* [Instructions to follow]
Write out the forum thread on working for free word for word, starting at "To answer your" and ending at "for their work.".

# Working for free



## hopeyeu (May 29, 2018)

Hello all, I'm currently 24 and have put off going to culinary school for various reasons mostly because of cost. Well, I'm at the point in my life now to where I want to do what I love and what I know I will be good at-cooking. I don't have any experience in a professional kitchen, but I've been applying everywhere for dishwasher/prep work, hopefully that pans out. I do however have a meeting set up with the owner of a local restaurant here whom I emailed with an impassioned plea. He expressed that he doesn't have any payed positions but since I mentioned that id be willing ti volunteer my services in exchange for the knowledge received, he says that he thinks this would be a good avenue for me.

Is his a good idea? I'm stoned at the possibility because I think it will help me gain employment in the future. Or is working for free dumb?


----------



## sgsvirgil (Mar 1, 2017)

Hi hopeyeu and welcome to CT! 

To answer your question in a word, no. Period. Its never good to work for free, not to mention that in the US, the law tends to frown upon not paying people for their work.

When someone with little to no kitchen experience tries to "break in" to the industry, an owner or the hiring chef will ask them to come in for either a shift or a portion of a shift, usually before rush, to become acquainted with the kitchen, its set up and its personnel. The applicant will typically work part or all of the shift and the hiring chef or owner will get a sense of what that person can do how they fit in. The applicant should be paid for their time and that is made clear from the beginning. Whenever I evaluated someone new for a position, I paid them in cash at an hourly rate commensurate with the position applied for regardless of whether or not I hired them.

You are being asked to come in and work for free for an unspecified period of time. For how long? Depending on what you are doing, you could spend several months or even a year before you could learn anything that will be of any value to you. Are you not going to get paid that whole time? Setting aside the questionable legality, how long are you willing to "donate" your time? So, not only is this offer completely one sided with little to no benefit to you, its legality is also rather questionable.

So, here is some free advice. If you can do anything else, _do anything else_. Its a hard life filled with long hours, crappy pay and little to no benefits. A career in the food industry leaves little time for relationships, marriage and especially, children. Weekends and holidays are always your busiest times and you will be working. Your "weekend" might consist of one day a week. This profession has a high substance abuse rate and an even higher divorce rate. There is nothing glamorous about it.

So, if you really want to experience what its like to work in a commercial kitchen, at least get paid for it. After a year, if you still have the same enthusiasm for a career in the food industry, then, give culinary school some thought.

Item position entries

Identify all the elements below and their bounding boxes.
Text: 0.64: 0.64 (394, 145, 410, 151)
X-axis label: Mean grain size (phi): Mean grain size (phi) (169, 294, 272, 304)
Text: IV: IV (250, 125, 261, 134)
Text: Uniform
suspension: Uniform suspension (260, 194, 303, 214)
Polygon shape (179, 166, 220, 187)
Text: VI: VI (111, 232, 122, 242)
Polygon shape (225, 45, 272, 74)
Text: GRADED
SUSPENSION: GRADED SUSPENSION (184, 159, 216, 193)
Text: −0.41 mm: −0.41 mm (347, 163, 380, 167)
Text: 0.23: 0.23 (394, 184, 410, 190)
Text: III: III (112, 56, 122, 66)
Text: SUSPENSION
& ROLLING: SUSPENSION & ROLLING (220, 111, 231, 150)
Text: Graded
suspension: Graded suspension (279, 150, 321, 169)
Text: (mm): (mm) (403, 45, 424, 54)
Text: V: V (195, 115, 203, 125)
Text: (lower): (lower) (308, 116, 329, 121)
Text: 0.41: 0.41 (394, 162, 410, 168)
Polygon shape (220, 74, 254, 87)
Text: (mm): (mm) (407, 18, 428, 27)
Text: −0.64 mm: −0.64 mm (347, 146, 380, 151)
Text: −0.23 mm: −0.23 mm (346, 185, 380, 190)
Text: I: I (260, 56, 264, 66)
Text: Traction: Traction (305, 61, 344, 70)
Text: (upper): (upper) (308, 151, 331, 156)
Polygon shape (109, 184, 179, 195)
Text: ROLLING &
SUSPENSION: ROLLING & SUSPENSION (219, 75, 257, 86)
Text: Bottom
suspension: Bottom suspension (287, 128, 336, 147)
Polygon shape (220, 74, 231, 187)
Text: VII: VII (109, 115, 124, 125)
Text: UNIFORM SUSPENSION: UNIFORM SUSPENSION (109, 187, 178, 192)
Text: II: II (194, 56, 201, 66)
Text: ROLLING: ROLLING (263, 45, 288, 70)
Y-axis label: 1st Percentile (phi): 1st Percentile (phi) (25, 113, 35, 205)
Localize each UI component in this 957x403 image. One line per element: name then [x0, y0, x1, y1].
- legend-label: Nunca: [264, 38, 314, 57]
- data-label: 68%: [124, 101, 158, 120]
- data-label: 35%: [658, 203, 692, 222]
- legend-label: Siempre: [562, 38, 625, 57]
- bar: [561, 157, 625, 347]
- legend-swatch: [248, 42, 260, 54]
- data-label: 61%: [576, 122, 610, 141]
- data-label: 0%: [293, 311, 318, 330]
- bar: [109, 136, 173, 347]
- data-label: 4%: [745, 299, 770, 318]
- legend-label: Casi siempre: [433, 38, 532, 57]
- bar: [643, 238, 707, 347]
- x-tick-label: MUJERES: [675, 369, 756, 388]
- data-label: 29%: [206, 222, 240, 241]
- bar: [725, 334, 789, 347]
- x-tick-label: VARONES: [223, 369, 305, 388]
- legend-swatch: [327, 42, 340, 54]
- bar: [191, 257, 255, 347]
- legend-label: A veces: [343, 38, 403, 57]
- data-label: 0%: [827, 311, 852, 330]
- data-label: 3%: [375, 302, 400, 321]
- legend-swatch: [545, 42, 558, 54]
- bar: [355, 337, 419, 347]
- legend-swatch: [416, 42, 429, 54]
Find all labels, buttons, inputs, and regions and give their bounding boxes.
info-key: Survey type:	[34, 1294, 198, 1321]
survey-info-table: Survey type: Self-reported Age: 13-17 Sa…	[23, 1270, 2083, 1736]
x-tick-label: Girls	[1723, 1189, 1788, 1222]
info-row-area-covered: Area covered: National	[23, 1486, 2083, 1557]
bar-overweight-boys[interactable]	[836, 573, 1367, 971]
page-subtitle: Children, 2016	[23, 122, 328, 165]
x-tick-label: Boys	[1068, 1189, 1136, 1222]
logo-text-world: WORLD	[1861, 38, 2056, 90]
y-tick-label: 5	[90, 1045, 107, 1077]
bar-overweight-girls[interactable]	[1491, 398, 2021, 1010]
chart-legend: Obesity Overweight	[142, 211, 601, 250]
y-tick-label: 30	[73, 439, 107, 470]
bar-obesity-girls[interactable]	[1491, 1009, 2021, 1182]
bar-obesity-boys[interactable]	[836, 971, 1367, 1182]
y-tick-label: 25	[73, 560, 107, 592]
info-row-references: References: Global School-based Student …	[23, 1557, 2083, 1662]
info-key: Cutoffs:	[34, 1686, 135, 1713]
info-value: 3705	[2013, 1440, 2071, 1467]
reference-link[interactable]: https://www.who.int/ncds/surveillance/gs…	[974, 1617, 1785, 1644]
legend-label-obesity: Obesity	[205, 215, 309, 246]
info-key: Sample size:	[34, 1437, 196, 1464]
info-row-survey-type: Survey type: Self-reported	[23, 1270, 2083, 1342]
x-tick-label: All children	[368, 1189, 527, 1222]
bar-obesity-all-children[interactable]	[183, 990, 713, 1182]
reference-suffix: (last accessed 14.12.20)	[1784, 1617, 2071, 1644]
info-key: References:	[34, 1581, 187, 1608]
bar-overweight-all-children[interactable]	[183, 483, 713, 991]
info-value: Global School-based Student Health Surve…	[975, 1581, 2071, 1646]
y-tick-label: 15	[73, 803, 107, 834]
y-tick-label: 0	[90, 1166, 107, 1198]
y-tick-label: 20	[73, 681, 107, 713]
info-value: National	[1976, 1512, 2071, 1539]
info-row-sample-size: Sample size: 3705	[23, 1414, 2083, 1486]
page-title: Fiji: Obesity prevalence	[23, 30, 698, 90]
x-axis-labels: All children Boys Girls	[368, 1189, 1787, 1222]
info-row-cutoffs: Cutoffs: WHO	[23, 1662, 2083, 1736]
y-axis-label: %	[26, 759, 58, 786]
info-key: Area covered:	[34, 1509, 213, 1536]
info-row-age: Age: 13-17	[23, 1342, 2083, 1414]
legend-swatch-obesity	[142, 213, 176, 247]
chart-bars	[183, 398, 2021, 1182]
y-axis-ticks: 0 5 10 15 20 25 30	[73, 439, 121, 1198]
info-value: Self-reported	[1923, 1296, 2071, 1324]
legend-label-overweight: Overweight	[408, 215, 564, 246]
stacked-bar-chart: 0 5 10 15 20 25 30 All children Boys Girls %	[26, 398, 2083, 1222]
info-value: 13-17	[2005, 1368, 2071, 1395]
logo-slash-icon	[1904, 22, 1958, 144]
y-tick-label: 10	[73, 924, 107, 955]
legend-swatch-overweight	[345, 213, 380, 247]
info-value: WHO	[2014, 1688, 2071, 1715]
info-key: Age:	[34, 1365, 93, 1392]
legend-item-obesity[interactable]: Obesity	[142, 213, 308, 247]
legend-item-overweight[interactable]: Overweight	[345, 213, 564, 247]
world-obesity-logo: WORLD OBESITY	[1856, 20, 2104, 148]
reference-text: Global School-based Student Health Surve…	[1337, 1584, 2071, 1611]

* [Correct answer]
To answer your question in a word, no. Period. Its never good to work for free, not to mention that in the US, the law tends to frown upon not paying people for their work.